Постановка задачи 1:
Переведите на английский предложение из текста о Хрущёве и Брежневе: «Смерть Хрущёва, казалось, снимала явные и тайные опасения.»
Постановка задачи 2:
Кратко перескажите абзац текста о Хрущёве и Брежневе, начинающийся словами «Уже в первые годы правления», сохранив его основные факты.
Постановка задачи 3:
Допишите, пожалуйста, продолжение текста о Хрущёве и Брежневе, начиная сразу после его последнего предложения.

Брежнев и его приближенные могли вздохнуть с облегчением. Даже отставной
Хрущёв, сломленный угрозами, оставался опасным, нежелательным свидетелем
минувших и текущих дней. Он хорошо знал тех, кто сменил его, и бог
знает, о чем он думал в последние годы жизни, как оценивал своих
недавних коллег, что мог поведать о них и о себе.
Незадолго до кончины, диктуя воспоминания, Никита Сергеевич заметил:
"Сейчас я, как вольный казак, ничем не занят. Удел пенсионера — доживать
свой век... Сейчас я имею возможность оглянуться, выразить более смело
свои соображения и высказаться о недостатках".
Смерть Хрущёва, казалось, снимала явные и тайные опасения.
Ещё одна
глава истории партии и государства, на этот раз связанная с именем
Хрущёва, закончилась.
Уже в первые годы правления Генерального секретаря Брежнева
антихрущевские страсти зашли так далеко, что в открытую говорили и
писали о необходимости отменить решение XX съезда партии о культе
личности Сталина. Брежнев, хитрый и ловкий
аппаратчик, несколько остудил
пыл ближайших советчиков. Он бросил фразу: "Я участвовал в работе XX
съезда, голосовал за его решения и не отменю их!" Эти слова, как
показала действительность, предназначались скорее на экспорт. Фигура
Сталина вновь поднялась над страной, сталинские клевреты вздохнули
свободно, жизнь возвращалась к прежним берегам.

Фрагмент набора данных:
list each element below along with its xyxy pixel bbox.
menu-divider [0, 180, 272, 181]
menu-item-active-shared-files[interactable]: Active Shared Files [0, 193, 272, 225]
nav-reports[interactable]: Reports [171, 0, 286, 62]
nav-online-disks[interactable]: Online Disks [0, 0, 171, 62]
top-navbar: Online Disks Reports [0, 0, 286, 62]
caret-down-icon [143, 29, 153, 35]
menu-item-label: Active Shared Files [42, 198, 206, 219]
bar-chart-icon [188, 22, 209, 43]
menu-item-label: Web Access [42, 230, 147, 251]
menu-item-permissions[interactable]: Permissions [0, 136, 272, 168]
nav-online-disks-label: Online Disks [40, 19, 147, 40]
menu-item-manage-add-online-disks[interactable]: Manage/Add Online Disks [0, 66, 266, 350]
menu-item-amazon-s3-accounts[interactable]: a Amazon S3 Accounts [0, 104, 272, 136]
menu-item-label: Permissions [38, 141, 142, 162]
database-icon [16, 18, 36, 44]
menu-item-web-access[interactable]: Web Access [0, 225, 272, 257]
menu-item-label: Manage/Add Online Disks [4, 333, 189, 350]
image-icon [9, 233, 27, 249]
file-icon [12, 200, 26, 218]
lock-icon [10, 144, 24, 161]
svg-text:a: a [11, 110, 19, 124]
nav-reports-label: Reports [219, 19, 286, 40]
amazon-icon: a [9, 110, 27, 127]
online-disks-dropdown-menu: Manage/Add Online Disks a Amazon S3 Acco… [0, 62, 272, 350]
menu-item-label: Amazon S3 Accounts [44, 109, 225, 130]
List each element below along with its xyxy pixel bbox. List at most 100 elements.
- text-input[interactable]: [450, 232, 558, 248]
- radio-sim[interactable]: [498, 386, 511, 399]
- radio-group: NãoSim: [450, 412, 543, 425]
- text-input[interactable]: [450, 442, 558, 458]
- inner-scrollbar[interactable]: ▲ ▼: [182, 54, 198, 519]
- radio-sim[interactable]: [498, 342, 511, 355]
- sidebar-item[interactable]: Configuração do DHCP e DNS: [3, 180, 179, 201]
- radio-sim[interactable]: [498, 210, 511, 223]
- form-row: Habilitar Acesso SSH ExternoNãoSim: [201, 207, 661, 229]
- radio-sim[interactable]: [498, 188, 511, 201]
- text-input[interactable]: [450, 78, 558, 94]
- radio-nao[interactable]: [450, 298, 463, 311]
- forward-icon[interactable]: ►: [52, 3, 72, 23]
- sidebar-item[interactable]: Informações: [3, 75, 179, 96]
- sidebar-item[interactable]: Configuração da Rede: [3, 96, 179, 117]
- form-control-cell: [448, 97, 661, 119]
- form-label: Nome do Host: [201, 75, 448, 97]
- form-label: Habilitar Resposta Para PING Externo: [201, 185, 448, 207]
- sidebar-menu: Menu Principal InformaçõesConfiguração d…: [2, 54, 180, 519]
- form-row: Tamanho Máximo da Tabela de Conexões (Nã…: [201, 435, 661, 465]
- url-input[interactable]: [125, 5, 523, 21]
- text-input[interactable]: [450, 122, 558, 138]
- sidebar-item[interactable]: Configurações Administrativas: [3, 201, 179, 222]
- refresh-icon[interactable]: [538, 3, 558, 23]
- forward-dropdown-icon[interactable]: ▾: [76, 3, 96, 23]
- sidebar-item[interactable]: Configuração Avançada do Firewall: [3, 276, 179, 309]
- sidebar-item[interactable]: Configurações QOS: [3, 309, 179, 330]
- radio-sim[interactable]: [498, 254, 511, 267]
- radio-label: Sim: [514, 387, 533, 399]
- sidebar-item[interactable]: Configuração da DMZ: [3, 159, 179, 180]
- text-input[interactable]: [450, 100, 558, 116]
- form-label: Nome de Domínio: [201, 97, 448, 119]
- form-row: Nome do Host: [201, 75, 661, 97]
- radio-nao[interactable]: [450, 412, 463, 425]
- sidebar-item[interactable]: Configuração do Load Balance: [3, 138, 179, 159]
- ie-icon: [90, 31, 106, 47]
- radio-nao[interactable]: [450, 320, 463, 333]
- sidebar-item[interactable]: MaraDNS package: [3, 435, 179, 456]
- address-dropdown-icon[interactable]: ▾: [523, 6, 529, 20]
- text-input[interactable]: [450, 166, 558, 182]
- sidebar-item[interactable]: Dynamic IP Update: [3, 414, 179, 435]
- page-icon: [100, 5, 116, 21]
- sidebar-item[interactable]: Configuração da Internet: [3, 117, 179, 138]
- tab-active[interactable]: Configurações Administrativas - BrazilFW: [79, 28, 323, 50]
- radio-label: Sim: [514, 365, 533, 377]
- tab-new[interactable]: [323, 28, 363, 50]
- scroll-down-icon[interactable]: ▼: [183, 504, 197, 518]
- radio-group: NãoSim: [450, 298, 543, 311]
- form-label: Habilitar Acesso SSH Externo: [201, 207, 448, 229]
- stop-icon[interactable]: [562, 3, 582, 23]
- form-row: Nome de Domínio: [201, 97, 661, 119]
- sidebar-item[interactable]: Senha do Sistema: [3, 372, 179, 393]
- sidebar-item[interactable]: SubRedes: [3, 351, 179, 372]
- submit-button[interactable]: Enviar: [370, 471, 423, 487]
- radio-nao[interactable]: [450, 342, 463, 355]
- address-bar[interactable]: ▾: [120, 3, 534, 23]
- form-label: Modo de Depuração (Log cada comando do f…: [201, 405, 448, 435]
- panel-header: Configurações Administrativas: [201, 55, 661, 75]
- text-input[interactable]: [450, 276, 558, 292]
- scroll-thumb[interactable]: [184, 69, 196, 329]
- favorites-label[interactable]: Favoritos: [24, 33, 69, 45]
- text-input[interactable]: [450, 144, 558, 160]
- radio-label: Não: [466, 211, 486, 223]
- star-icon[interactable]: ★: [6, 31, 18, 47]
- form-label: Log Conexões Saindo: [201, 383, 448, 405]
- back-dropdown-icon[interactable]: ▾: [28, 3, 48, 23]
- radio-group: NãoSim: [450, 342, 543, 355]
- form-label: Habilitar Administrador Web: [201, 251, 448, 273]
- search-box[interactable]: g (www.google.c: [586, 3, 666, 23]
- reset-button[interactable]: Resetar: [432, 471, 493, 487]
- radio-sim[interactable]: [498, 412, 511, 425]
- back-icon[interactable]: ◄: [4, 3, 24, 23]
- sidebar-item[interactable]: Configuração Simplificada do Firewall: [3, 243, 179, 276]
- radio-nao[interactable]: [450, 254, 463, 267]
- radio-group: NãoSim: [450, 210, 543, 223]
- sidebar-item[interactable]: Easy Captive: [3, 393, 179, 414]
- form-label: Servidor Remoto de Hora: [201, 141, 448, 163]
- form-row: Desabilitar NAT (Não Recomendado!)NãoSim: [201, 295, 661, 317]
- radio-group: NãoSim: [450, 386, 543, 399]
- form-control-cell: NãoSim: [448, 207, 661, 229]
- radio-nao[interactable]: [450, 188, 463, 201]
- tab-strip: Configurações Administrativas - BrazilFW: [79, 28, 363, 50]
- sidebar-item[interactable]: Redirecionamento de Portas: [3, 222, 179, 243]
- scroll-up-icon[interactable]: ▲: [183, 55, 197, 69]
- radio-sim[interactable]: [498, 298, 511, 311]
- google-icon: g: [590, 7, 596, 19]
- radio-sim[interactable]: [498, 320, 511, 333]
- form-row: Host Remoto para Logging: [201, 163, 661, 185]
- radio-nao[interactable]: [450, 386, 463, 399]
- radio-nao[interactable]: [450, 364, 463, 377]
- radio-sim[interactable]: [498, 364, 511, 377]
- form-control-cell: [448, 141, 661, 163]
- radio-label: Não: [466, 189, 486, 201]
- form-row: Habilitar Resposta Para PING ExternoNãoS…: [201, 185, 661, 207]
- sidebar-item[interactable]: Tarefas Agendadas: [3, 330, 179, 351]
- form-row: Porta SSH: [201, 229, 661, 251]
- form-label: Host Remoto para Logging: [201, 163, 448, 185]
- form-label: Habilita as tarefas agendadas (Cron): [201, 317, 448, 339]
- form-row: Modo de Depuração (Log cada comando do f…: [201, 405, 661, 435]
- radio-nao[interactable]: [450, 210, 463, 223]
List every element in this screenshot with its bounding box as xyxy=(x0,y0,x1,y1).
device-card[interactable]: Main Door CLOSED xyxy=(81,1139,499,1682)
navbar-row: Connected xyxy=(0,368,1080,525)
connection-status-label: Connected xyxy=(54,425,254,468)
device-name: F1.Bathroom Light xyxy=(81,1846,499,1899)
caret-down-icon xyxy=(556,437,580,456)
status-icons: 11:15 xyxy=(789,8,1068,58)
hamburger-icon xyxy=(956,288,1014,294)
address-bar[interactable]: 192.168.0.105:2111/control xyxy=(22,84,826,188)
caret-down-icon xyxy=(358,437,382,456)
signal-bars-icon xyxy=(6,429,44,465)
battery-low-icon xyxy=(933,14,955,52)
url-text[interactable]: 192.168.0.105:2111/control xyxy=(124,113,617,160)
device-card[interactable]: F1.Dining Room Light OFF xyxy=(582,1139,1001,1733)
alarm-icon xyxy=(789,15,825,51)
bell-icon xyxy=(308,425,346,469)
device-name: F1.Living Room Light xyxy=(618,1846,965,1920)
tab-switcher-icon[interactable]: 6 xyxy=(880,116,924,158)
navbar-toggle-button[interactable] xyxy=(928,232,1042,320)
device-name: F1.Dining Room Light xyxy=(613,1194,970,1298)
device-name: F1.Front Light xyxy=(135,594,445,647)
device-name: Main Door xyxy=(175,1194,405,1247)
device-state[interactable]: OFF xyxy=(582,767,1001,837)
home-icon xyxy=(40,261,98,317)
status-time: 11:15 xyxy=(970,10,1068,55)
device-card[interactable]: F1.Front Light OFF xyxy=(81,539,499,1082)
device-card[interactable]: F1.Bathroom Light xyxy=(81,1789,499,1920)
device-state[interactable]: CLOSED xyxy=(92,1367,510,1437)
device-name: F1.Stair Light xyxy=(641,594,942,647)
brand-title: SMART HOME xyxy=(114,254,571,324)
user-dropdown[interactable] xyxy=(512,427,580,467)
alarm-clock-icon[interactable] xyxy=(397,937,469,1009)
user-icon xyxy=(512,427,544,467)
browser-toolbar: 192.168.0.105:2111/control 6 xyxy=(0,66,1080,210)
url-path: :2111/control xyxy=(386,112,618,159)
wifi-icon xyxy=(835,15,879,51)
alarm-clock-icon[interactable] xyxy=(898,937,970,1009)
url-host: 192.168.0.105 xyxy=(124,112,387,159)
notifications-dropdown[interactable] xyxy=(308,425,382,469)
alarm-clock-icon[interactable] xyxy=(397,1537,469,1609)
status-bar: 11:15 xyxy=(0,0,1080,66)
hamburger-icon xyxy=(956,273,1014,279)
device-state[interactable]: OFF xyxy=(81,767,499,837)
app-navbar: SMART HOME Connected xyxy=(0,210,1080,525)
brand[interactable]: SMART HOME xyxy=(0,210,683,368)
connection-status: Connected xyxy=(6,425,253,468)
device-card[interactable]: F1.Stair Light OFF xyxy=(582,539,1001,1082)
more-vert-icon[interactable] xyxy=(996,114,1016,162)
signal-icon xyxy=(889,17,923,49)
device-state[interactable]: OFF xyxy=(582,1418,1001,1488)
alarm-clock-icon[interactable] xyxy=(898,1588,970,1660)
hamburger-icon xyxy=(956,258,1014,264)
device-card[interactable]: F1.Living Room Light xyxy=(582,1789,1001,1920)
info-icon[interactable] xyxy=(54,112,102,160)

Ожидаемый результат 1:
Khrushchev's death seemed to remove both open and hidden fears.

Ожидаемый результат 2:
В первые годы правления Брежнева антихрущёвские настроения дошли до открытых призывов отменить решение XX съезда партии о культе личности Сталина. Брежнев охладил пыл ближайших советчиков, заявив, что участвовал в работе съезда, голосовал за его решения и не отменит их. Однако эти слова предназначались скорее на экспорт: фигура Сталина вновь поднялась над страной, его клевреты вздохнули свободно, и жизнь возвращалась к прежним берегам.

Ожидаемый результат 3:
В эту пору "сталинского ренессанса" случилось событие, вернувшее на
короткое время имя Хрущёва
из небытия. В Соединенных Штатах Америки вышла книга "Хрущёв вспоминает" — два увесистых тома, с большим количеством фотографий,
многие из которых никогда не видели даже в его семье. Никита Сергеевич,
вызванный в ЦК после появления книги, где с ним состоялся резкий
разговор, утверждал: он никому не передавал своих материалов.
Однако факт этой публикации давал возможность "проучить" Хрущёва,
добиться от него прекращения работы. Нажимали не только на Никиту
Сергеевича. В один и тот же день и час в ЦК вызвали Хрущёва, его сына
Сергея и меня. В разные кабинеты, на разных этажах: Никиту Сергеевича на
"верхний", а нас пониже. Сергея предупредили о переводе из
Конструкторского бюро академика В. Н. Челомея в несекретный институт,
который не имел отношения к ракетной технике, а меня с семьёй отсылали в
областную газету: сначала предложили поехать в Благовещенск-на-Амуре,
поближе к китайской границе, а затем — в Тамбов.
Я наотрез отказался
куда-либо уезжать. К этому времени я уже около пяти лет работал в
журнале "Советский Союз".
Вечером, узнав о проработке Никиты Сергеевича в ЦК, мы поняли, что
тройное давление направлялось к одной цели: Хрущёв должен замолчать!
И Хрущёв прекратил работу над своими воспоминаниями...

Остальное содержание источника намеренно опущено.